▸ What you have to do
Filter the entries that follow, copying every line in which the word "bersama" appears.

═════ Entries supplied

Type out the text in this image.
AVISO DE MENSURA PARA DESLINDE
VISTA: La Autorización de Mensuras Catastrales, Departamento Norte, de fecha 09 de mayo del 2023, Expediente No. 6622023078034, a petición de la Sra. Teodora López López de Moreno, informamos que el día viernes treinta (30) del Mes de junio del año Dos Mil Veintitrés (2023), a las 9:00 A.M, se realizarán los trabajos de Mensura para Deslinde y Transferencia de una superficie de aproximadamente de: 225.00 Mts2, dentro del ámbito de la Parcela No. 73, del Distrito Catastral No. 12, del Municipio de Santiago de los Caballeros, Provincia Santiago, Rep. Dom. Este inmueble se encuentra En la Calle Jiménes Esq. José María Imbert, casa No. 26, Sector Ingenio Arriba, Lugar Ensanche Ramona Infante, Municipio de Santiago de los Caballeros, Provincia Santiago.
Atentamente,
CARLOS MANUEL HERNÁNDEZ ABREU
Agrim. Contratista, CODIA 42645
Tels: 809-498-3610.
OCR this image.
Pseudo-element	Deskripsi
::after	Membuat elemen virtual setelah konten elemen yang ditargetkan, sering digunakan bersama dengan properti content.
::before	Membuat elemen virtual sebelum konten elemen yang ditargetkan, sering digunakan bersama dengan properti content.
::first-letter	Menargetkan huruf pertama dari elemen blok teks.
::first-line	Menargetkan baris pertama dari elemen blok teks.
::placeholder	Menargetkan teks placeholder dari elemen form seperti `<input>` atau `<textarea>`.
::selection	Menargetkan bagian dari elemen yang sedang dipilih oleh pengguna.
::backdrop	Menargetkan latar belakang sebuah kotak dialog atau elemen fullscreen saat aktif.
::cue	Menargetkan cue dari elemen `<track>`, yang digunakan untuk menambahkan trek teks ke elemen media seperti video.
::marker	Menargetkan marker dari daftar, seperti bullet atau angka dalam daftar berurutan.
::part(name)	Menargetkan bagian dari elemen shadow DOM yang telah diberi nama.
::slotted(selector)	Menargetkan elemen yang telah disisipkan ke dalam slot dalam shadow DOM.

══════════

▸ Task result
::after	Membuat elemen virtual setelah konten elemen yang ditargetkan, sering digunakan bersama dengan properti content.
::before	Membuat elemen virtual sebelum konten elemen yang ditargetkan, sering digunakan bersama dengan properti content.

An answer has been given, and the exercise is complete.